INSTRUCTIONS »
1. Does the last-mile passage support each of these statements: (a) Gevaers et al. name six fundamental aspects that determine the nature of the last mile; (b) Brazil's population in 2018 was estimated at over 209 million people; (c) about 66% of the population now lives in cities? Answer yes or no for each, quoting the words of the text that decide it.
2. How would the last-mile passage read from "Brazil is the" to "and poor infrastructure." if you updated "Latin America" to "South America"?

--- QUOTED PASSAGE ---

According to Gevaers et al. [30], the nature of the last mile is determined mainly by six fundamental aspects: (1) the level of consumer service; (2) security and delivery type; (3) the geographical area; (4) the degree of market penetration and density; (5) the vehicle fleet and technology employed; and (6) the environmental impact. We discuss some of those aspects as part of the decision criteria selection.

2.2. Context of Last Mile in Brazil

Brazil is the largest country in Latin America and its population in 2018 was estimated at over 209 million people; more than 87% live in urban areas [33]. It is a complex country in terms of logistics, considering its continental dimension and poor infrastructure.
Supplying the urban population is a global concern. Ranieri et al. [34] emphasize that about 54% of the population now lives in cities and around 66% is expected in 2050. Urban areas require a massive quantity of goods, services, and resources, causing many troubles for citizens.

--- SUPPLIED MATERIAL ---

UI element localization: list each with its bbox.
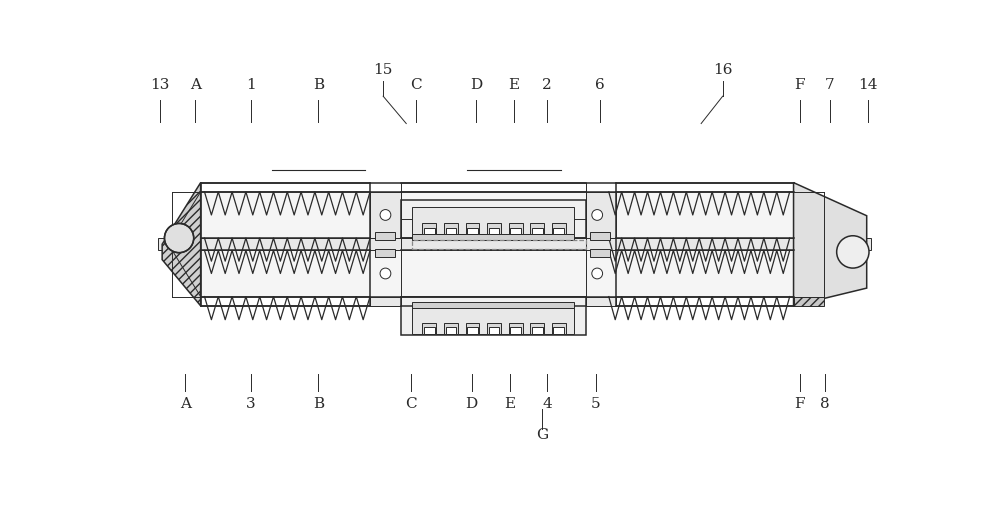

---

EXERCISE ANSWERS »
1.
(a) Yes: "the nature of the last mile is determined mainly by six fundamental aspects"
(b) Yes: "its population in 2018 was estimated at over 209 million people"
(c) No: "about 54% of the population now lives in cities and around 66% is expected in 2050"

2.
Brazil is the largest country in South America and its population in 2018 was estimated at over 209 million people; more than 87% live in urban areas [33]. It is a complex country in terms of logistics, considering its continental dimension and poor infrastructure.